** BEGIN MATERIAL FOR THE TASK **
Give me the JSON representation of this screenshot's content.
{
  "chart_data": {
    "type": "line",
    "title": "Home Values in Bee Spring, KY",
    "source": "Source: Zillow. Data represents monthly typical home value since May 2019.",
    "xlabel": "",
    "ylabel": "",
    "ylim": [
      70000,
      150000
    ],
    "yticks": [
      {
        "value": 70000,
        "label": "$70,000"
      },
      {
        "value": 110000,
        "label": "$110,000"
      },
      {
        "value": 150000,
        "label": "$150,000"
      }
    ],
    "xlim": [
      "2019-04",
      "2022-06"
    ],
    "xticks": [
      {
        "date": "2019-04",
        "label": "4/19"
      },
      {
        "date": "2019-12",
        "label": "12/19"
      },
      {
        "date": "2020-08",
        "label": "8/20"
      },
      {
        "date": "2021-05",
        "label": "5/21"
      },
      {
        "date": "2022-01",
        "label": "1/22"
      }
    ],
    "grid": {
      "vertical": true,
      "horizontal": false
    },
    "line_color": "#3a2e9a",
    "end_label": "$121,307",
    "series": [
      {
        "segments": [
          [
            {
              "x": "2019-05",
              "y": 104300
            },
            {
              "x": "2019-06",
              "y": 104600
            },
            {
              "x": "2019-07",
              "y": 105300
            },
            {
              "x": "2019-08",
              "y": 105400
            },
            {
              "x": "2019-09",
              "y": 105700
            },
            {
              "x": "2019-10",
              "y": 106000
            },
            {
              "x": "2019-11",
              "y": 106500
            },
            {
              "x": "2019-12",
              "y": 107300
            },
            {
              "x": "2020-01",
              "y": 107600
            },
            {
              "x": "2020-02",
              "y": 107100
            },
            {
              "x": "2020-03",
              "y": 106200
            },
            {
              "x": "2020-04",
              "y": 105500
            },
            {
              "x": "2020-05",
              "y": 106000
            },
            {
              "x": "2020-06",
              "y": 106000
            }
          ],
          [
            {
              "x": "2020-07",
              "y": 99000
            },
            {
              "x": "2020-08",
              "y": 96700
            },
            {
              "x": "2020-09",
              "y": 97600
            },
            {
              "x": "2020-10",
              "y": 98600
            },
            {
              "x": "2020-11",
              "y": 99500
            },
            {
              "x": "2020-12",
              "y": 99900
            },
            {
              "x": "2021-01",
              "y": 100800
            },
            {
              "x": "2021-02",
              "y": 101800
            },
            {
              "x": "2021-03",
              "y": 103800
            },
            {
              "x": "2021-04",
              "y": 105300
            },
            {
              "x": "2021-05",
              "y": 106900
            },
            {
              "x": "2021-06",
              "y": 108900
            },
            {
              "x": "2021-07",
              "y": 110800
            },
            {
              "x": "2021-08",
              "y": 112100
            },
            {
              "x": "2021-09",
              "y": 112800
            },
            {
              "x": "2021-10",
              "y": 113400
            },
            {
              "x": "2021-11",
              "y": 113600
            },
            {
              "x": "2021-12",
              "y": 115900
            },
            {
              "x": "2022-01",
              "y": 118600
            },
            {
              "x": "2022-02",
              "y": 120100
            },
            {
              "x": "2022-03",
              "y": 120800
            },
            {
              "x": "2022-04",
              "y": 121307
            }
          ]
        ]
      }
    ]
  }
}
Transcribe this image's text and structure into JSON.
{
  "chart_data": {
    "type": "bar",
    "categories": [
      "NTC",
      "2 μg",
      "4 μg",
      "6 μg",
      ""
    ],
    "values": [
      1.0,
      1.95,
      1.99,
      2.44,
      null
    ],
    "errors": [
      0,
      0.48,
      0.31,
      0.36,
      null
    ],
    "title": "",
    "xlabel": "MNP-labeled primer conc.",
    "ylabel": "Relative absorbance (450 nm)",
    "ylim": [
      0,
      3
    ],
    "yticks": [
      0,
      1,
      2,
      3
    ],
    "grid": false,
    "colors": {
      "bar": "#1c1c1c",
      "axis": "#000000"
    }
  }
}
** END MATERIAL FOR THE TASK **
** BEGIN MATERIAL FOR THE TASK **
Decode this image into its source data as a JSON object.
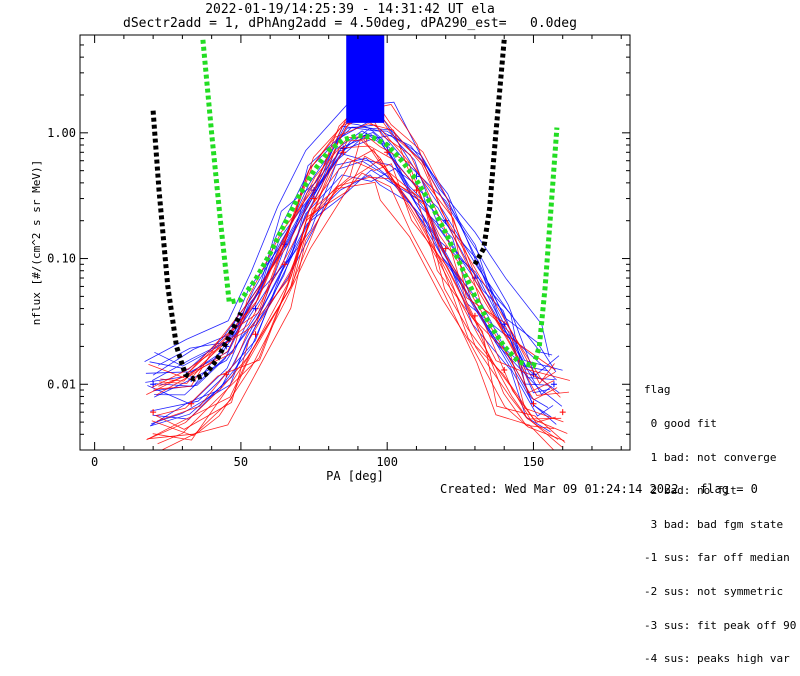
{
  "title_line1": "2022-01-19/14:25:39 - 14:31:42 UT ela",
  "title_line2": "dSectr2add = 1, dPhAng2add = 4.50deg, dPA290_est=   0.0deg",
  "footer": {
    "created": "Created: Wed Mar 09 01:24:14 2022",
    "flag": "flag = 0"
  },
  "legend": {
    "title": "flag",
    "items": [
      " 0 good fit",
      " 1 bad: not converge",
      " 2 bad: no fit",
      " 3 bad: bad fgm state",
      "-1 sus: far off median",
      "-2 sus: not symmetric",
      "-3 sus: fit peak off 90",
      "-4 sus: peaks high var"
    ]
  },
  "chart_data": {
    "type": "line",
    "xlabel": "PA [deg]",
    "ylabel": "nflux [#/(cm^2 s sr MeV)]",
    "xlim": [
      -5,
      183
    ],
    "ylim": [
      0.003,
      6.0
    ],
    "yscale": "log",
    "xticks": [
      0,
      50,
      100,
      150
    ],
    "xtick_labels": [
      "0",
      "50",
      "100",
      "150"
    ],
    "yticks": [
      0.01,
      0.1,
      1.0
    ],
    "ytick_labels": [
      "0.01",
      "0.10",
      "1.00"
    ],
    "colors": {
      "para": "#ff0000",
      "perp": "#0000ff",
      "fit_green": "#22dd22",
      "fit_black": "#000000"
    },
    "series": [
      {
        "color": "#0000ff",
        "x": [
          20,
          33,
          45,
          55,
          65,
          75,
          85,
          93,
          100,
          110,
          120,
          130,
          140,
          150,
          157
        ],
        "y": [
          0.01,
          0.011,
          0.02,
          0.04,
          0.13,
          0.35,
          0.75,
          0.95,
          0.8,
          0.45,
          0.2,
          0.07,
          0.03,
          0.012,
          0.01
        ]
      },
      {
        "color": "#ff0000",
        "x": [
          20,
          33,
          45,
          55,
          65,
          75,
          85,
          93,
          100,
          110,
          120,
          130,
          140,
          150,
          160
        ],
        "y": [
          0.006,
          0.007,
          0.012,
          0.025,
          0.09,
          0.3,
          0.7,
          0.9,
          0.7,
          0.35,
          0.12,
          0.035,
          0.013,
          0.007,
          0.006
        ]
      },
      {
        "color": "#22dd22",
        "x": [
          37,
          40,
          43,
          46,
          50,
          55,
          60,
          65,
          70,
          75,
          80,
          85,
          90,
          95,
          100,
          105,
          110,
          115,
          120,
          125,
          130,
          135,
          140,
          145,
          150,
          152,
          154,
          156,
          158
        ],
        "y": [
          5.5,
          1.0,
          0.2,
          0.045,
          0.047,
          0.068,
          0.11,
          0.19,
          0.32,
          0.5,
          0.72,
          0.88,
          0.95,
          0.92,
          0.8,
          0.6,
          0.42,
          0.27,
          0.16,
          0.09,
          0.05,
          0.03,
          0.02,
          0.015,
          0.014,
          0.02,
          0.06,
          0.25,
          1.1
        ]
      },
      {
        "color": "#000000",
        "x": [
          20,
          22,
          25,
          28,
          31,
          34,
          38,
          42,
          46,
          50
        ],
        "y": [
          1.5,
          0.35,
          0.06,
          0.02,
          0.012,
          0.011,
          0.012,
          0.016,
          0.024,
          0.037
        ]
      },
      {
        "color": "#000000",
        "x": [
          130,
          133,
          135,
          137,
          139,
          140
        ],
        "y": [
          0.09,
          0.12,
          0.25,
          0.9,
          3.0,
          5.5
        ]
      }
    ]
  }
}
** END MATERIAL FOR THE TASK **
** BEGIN MATERIAL FOR THE TASK **
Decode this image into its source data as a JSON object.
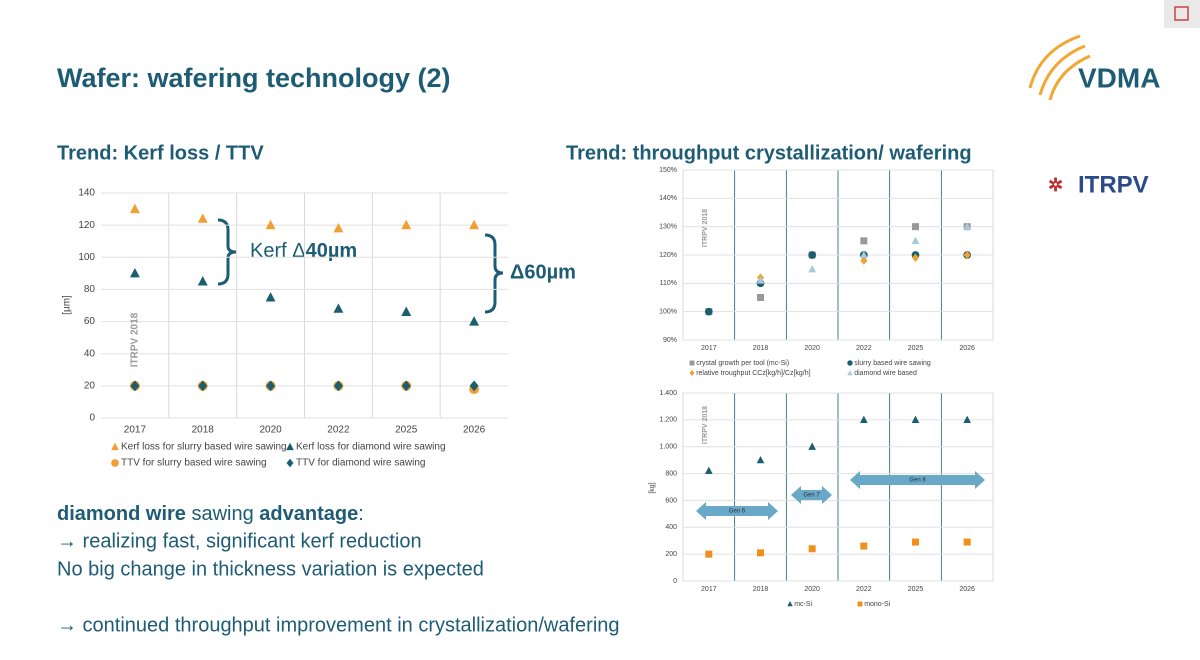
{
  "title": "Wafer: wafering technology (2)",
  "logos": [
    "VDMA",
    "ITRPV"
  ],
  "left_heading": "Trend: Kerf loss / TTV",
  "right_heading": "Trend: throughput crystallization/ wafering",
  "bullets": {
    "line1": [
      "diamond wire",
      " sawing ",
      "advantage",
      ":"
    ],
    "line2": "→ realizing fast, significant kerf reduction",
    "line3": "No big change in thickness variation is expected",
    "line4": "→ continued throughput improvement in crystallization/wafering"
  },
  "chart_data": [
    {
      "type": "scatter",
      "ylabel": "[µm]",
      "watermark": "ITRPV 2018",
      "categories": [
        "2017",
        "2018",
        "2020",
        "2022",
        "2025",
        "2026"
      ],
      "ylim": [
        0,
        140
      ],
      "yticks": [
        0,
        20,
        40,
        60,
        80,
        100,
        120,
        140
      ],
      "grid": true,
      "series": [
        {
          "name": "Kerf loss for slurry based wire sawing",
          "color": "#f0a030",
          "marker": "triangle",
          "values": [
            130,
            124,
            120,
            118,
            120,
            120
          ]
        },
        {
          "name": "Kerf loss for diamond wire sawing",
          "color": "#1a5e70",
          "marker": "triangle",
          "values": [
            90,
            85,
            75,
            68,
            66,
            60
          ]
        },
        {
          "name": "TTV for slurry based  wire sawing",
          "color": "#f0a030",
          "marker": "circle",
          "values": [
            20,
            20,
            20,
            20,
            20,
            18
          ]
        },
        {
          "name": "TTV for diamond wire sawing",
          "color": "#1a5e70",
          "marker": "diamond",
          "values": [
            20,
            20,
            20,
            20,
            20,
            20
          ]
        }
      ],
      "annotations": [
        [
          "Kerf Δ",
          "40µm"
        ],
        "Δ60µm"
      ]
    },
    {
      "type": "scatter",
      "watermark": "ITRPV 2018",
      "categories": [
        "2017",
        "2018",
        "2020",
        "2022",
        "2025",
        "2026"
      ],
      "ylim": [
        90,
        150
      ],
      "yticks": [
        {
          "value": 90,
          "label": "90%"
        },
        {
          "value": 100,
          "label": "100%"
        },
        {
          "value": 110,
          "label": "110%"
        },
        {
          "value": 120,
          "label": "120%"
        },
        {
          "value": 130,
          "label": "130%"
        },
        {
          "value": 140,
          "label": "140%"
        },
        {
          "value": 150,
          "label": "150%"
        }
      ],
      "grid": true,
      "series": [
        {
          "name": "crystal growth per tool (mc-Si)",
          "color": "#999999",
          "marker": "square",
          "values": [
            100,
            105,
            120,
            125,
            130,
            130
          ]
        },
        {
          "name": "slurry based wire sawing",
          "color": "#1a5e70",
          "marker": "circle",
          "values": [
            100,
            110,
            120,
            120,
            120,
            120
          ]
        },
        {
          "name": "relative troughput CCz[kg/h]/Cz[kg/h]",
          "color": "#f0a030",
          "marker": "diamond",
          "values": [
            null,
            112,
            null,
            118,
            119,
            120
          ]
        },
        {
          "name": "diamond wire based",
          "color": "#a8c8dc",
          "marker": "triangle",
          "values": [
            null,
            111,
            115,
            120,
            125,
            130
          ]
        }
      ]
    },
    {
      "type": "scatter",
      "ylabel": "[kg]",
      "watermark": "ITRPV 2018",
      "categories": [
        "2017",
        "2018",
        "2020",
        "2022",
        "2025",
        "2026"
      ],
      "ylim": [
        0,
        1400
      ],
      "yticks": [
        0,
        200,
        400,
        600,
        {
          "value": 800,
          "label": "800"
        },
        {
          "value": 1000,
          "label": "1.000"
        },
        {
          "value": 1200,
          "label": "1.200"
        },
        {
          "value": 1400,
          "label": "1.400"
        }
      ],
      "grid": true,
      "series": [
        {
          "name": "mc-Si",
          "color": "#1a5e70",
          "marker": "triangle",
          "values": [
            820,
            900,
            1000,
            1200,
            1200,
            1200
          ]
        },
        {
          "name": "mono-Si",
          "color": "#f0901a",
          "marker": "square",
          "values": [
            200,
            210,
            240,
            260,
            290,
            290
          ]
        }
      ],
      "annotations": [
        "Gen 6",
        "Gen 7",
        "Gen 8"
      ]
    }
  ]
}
** END MATERIAL FOR THE TASK **
EXERCISE:
Of the lines in the records, determine how many contain the word "diamond", and report that number alone.

EXERCISE OUTPUT:
6